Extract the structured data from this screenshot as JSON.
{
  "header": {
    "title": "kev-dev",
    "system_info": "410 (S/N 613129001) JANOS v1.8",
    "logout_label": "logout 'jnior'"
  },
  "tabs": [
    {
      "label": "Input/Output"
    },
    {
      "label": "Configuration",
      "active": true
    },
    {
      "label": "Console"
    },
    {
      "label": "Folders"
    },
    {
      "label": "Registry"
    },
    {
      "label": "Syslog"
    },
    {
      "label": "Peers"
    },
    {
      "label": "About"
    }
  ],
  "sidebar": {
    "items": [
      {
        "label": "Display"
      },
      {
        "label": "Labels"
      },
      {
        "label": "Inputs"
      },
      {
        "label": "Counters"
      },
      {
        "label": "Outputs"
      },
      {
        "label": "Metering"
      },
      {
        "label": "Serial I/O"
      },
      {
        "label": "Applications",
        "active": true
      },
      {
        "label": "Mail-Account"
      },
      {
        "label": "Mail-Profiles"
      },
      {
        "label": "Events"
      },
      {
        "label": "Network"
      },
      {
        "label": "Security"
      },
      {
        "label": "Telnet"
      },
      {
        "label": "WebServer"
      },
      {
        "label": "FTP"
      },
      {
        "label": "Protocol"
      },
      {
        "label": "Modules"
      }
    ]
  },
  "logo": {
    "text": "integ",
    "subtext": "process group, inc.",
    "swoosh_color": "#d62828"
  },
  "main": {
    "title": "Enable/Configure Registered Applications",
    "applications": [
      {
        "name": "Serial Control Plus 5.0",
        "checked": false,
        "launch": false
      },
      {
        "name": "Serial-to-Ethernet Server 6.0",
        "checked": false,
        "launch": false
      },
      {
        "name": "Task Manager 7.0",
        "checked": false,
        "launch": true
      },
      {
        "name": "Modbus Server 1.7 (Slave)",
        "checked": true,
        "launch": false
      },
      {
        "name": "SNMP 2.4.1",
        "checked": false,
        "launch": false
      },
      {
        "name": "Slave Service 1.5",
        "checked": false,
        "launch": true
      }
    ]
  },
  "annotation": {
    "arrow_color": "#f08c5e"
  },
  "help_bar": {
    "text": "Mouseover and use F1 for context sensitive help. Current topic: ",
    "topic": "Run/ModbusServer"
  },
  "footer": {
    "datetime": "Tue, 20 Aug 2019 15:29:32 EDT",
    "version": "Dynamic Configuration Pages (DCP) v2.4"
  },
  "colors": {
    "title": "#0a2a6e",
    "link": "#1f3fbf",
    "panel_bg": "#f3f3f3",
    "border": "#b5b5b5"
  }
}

Task: How many of the listing's lines contain "Slave"? Respond with a single number and nothing else.

The response: 2